* _RECORD EXTRACTS_
--- start ---

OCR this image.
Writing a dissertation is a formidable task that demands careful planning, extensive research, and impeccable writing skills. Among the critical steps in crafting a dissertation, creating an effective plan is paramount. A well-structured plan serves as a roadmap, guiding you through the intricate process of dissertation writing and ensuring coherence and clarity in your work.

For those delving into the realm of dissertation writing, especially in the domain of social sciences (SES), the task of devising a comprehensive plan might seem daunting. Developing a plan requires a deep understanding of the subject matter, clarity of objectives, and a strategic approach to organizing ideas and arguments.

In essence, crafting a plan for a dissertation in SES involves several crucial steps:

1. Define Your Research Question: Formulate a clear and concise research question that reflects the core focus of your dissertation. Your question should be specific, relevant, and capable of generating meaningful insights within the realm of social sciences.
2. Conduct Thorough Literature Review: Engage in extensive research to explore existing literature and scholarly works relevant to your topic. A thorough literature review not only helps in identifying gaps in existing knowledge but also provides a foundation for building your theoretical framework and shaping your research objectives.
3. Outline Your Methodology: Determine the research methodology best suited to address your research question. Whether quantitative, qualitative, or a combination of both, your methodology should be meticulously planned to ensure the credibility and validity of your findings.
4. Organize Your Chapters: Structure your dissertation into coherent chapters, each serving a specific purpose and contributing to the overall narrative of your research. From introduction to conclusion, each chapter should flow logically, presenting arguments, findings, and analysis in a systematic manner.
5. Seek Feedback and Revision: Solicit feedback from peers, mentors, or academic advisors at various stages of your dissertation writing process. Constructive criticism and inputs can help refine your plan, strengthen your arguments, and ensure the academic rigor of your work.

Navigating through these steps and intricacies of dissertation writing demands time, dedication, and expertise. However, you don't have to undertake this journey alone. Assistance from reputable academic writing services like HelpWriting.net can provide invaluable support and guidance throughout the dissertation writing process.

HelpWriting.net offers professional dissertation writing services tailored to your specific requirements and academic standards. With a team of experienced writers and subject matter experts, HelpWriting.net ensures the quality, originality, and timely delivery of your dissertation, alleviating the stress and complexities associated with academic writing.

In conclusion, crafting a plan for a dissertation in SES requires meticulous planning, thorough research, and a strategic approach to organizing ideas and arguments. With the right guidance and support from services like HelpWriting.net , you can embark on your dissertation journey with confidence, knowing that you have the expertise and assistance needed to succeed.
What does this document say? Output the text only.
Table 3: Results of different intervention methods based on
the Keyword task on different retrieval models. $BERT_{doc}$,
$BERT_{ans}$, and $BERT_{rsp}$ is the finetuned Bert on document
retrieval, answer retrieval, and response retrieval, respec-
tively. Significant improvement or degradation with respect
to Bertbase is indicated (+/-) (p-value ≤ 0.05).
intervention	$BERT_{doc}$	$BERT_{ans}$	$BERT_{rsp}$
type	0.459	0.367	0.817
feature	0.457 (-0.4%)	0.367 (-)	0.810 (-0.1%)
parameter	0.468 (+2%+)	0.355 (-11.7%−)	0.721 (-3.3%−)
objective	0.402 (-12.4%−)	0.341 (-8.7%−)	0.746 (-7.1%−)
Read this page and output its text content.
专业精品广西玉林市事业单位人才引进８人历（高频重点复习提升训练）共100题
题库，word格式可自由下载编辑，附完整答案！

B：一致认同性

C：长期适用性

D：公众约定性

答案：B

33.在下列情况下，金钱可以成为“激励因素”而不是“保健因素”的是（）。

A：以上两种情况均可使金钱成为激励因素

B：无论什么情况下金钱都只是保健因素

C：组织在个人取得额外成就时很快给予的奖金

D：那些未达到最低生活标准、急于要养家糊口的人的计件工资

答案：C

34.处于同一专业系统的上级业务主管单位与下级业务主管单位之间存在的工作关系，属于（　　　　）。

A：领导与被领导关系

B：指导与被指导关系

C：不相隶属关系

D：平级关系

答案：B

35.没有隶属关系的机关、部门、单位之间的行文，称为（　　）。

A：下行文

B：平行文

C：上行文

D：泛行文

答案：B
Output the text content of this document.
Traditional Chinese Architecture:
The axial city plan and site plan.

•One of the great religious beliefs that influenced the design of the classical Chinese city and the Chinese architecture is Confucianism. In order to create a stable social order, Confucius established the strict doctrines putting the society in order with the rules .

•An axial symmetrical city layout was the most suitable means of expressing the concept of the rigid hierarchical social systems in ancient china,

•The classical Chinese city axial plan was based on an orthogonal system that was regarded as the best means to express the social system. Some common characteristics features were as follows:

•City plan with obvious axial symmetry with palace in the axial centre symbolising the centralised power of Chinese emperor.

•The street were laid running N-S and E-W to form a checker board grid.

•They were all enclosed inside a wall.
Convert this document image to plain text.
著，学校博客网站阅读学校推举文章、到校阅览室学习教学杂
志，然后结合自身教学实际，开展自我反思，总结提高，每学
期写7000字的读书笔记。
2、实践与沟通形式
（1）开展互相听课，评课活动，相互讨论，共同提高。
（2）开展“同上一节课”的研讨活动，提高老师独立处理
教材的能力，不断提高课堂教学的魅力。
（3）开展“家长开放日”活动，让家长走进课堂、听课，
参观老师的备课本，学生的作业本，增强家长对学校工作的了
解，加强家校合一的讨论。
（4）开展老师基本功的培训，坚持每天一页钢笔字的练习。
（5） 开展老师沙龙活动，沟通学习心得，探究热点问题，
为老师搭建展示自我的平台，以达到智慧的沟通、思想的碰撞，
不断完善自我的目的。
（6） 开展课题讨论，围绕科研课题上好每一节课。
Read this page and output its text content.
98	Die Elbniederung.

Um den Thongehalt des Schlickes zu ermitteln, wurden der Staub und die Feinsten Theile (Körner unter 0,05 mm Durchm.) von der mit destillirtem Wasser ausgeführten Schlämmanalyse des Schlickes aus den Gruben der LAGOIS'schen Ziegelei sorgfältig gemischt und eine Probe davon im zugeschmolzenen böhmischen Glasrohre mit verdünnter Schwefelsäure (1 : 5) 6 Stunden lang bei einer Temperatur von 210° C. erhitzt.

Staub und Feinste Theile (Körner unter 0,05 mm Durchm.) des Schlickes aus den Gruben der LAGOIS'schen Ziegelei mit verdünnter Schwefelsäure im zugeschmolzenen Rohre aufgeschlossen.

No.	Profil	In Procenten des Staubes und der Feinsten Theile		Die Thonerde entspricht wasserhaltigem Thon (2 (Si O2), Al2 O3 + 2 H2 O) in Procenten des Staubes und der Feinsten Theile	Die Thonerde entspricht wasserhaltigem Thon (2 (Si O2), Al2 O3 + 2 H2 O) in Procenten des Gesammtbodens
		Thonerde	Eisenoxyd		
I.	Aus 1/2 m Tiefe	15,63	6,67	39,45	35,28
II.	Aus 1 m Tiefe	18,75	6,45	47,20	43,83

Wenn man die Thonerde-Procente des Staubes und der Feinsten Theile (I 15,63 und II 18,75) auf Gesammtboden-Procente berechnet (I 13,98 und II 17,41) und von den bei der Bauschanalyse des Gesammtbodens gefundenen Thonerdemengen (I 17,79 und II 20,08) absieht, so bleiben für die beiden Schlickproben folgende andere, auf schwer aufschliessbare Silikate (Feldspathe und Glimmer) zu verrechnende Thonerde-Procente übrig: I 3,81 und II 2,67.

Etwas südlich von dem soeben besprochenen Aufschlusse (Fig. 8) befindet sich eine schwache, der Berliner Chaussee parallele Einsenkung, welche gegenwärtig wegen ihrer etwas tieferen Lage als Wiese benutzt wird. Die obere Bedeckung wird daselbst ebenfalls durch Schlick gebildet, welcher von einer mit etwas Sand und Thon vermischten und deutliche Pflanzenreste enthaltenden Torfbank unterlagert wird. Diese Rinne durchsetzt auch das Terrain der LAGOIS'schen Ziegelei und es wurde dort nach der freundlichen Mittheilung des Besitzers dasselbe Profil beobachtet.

--- end ---

* _WORK TO BE COMPLETED_
Report each line of the material above where the word "text" appears.

* _WORKED SOLUTION_
What does this document say? Output the text only.
Read this page and output its text content.
Output the text content of this document.
Convert this document image to plain text.
Read this page and output its text content.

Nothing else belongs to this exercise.